# Goal of the exercise
From the listing below, pick out each line with the word "并将其命名为".

# Raw records
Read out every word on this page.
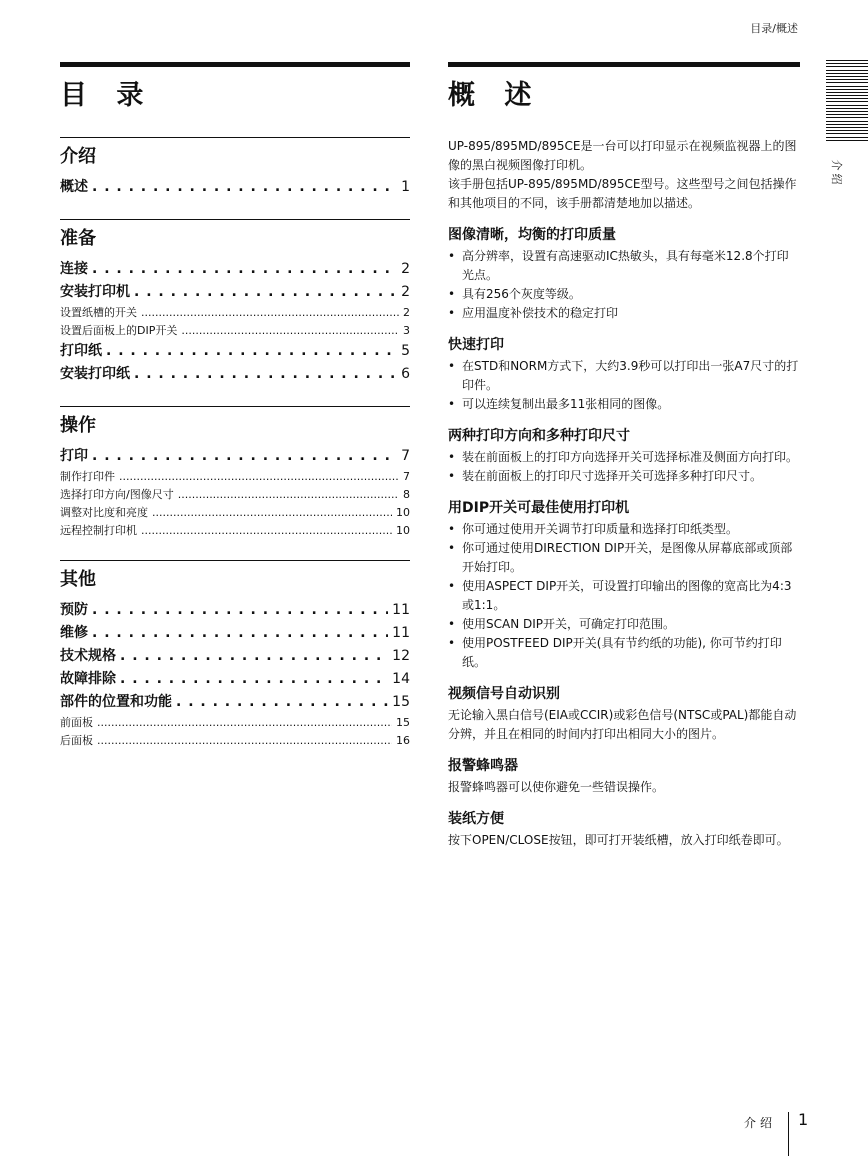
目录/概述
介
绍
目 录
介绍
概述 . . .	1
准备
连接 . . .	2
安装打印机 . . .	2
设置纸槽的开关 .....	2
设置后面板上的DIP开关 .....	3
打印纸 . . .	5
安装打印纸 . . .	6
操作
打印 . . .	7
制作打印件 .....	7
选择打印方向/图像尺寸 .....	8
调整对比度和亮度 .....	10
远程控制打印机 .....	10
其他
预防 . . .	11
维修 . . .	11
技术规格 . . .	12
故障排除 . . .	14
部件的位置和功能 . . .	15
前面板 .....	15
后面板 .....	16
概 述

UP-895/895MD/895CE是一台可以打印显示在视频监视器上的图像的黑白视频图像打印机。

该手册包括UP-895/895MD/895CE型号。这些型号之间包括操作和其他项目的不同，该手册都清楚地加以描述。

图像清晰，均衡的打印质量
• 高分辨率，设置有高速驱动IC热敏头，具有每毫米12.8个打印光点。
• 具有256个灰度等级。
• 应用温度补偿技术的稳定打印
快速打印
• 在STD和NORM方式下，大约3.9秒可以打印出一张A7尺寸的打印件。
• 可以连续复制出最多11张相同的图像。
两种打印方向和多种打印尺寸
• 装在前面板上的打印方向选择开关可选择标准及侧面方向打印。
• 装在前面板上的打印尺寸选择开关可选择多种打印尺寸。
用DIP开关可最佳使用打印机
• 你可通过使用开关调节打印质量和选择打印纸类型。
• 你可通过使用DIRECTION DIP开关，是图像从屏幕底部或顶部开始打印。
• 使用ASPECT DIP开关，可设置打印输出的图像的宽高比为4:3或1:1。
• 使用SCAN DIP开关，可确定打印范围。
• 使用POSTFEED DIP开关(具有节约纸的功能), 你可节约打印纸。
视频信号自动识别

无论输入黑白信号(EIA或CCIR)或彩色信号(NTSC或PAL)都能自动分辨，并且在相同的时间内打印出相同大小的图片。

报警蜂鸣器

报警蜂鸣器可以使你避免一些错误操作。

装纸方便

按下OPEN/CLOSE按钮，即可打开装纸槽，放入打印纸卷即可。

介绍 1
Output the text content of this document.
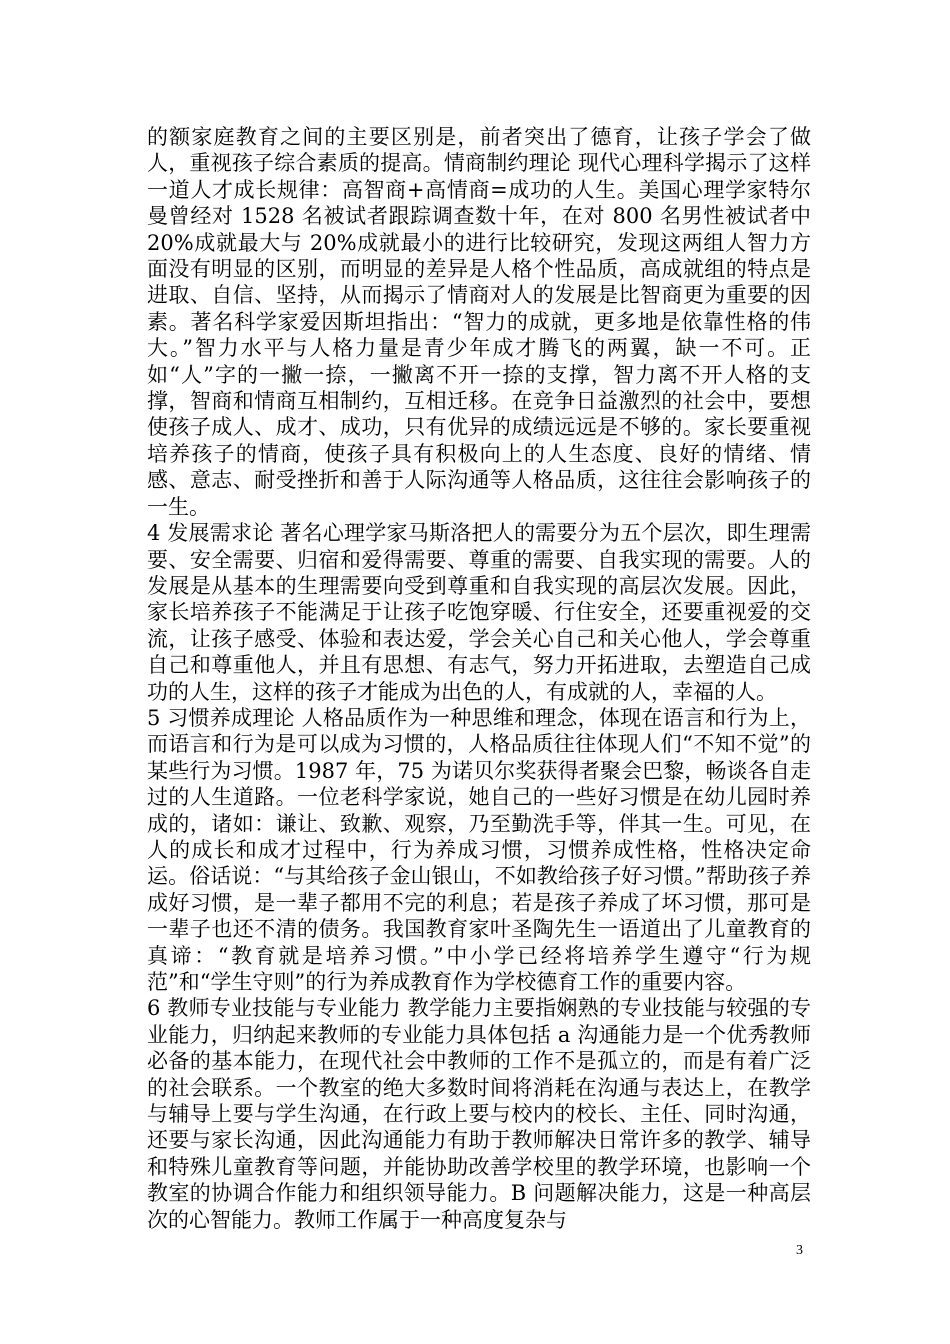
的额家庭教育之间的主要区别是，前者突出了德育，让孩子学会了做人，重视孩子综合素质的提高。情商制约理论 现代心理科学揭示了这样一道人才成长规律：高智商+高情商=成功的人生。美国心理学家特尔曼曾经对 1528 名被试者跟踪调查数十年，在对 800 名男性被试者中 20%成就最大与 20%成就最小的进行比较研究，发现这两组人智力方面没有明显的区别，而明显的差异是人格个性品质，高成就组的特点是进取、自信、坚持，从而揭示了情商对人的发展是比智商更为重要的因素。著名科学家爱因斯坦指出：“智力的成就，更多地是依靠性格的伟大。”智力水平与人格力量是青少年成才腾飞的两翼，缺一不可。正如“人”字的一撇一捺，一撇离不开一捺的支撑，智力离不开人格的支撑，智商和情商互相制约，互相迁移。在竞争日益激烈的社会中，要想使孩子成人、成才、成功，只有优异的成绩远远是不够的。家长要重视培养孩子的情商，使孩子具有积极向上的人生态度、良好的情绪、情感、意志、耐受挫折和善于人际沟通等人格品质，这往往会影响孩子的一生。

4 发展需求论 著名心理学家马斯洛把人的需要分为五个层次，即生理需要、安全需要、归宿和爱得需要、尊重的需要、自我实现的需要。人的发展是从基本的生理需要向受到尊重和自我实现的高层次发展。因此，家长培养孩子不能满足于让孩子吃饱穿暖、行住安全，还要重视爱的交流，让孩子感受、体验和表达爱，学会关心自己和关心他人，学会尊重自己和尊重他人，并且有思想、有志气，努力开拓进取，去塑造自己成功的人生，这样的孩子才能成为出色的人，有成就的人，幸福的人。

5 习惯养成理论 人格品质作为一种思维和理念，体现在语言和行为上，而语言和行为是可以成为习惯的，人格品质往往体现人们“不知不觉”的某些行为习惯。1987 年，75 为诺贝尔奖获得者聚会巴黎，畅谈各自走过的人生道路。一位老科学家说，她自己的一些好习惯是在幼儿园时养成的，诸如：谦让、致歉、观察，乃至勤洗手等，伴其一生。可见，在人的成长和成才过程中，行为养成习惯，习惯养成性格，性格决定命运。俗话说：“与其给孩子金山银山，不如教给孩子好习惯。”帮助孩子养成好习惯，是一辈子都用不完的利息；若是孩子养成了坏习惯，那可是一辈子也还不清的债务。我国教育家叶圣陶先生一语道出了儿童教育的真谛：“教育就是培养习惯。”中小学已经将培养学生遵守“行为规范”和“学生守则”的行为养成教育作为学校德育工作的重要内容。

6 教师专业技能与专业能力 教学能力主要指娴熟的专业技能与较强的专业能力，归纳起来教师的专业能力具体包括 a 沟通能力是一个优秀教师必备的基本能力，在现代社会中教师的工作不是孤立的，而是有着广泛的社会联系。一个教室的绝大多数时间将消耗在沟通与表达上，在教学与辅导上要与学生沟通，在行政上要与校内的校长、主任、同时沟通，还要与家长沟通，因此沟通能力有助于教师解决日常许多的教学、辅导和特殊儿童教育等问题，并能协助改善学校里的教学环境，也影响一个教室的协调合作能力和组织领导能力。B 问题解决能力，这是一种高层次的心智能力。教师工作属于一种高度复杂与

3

--

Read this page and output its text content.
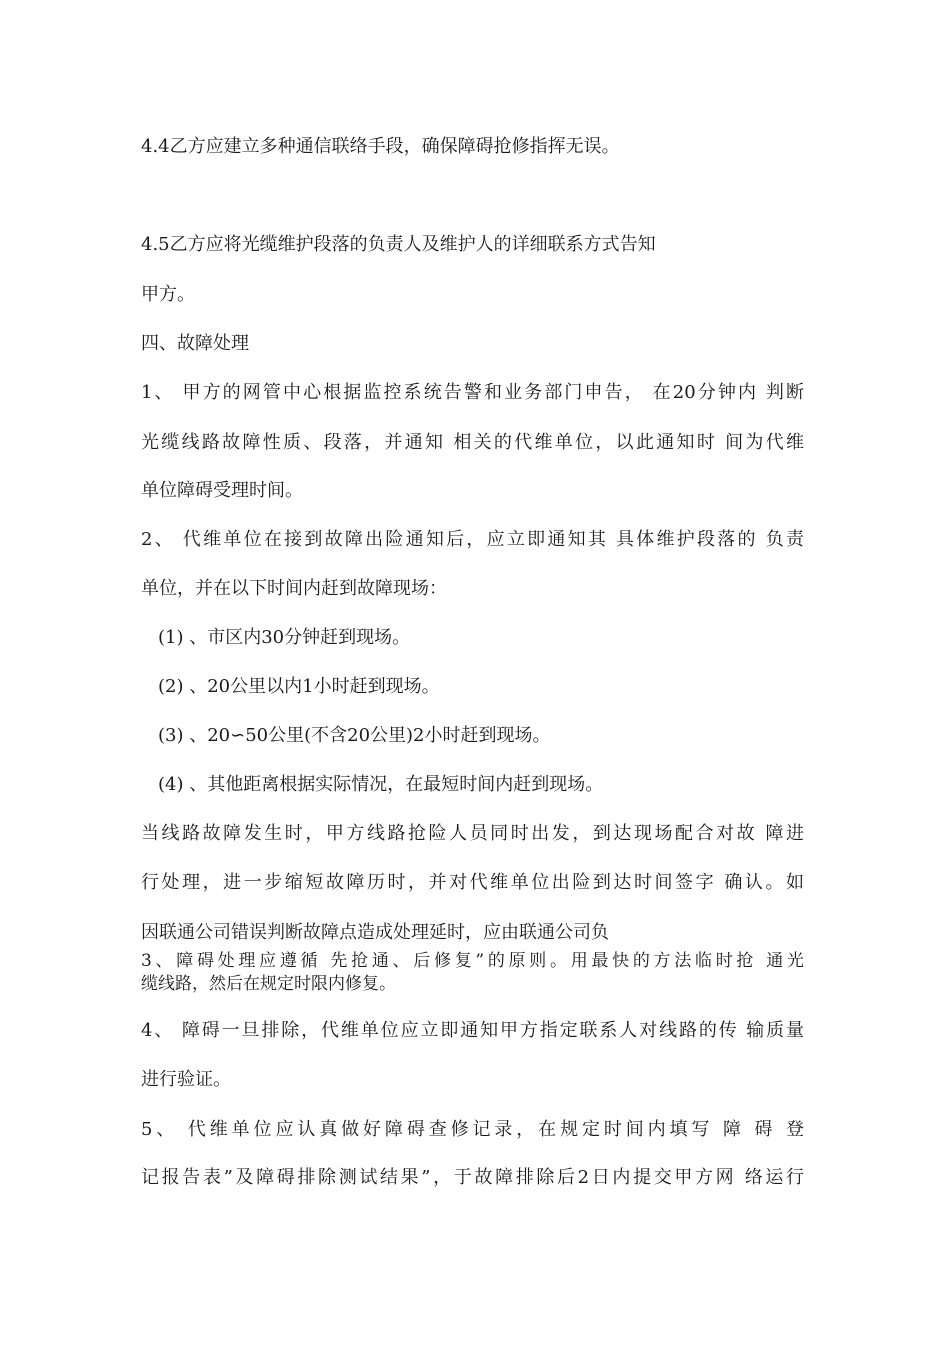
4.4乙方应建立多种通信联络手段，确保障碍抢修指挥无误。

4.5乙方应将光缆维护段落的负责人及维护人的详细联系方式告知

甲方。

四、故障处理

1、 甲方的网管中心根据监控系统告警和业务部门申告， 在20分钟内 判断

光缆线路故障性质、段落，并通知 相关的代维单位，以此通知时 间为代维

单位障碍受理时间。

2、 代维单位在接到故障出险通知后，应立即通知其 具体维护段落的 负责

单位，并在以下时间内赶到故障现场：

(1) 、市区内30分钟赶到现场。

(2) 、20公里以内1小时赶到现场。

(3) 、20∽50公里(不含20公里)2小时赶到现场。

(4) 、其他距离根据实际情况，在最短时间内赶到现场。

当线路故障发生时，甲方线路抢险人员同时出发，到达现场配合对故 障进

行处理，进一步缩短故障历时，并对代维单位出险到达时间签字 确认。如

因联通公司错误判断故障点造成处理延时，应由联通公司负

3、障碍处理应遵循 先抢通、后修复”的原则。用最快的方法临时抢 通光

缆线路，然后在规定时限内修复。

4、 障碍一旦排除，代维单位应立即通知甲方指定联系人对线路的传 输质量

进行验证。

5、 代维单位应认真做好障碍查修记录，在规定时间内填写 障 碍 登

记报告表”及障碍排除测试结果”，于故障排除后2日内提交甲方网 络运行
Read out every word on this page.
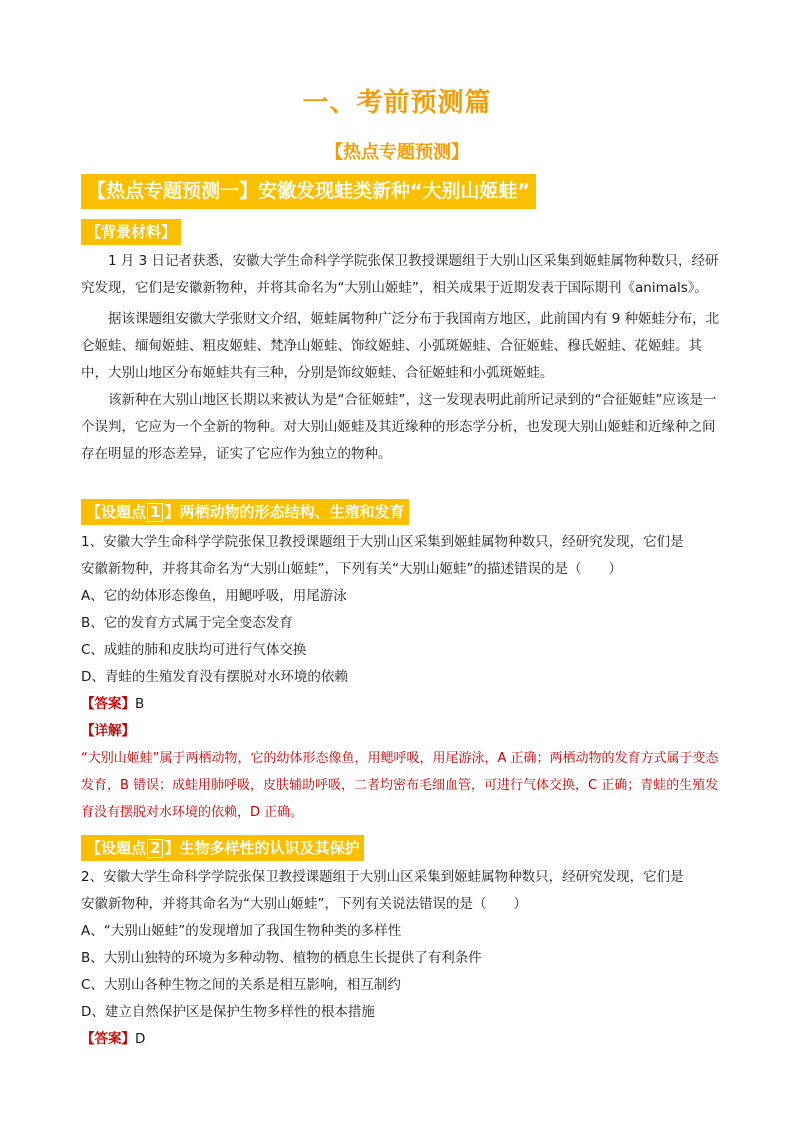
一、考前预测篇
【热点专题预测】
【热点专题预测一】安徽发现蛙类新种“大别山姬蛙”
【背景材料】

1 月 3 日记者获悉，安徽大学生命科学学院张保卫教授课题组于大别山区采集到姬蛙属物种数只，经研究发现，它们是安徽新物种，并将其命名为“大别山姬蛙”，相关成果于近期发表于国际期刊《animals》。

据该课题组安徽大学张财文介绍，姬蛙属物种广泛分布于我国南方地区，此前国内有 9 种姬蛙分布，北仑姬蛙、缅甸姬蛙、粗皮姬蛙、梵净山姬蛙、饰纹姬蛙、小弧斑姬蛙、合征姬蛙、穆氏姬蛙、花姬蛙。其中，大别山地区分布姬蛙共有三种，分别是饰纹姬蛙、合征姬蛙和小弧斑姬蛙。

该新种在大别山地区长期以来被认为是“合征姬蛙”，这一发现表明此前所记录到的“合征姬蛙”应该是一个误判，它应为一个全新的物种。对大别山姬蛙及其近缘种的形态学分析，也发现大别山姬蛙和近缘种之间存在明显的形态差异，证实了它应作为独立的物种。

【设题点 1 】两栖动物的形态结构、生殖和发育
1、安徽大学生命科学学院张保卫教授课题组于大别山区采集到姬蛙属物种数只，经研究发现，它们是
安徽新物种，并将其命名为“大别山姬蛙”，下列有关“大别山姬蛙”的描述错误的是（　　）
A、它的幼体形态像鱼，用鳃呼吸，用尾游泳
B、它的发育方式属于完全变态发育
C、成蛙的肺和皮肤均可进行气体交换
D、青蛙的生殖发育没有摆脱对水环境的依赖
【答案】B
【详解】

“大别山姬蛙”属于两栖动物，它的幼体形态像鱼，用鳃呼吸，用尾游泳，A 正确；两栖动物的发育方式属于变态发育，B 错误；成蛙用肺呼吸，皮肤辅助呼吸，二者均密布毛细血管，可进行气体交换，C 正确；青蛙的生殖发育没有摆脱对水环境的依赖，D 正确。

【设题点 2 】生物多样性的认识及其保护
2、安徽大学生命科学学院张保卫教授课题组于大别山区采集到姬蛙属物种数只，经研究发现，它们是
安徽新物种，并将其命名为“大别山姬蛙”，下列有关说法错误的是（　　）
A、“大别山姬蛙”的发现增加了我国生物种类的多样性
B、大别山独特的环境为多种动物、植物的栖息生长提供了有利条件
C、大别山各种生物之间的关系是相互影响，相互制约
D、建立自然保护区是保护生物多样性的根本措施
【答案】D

# Solved problem
1 月 3 日记者获悉，安徽大学生命科学学院张保卫教授课题组于大别山区采集到姬蛙属物种数只，经研究发现，它们是安徽新物种，并将其命名为“大别山姬蛙”，相关成果于近期发表于国际期刊《animals》。
安徽新物种，并将其命名为“大别山姬蛙”，下列有关“大别山姬蛙”的描述错误的是（　　）
安徽新物种，并将其命名为“大别山姬蛙”，下列有关说法错误的是（　　）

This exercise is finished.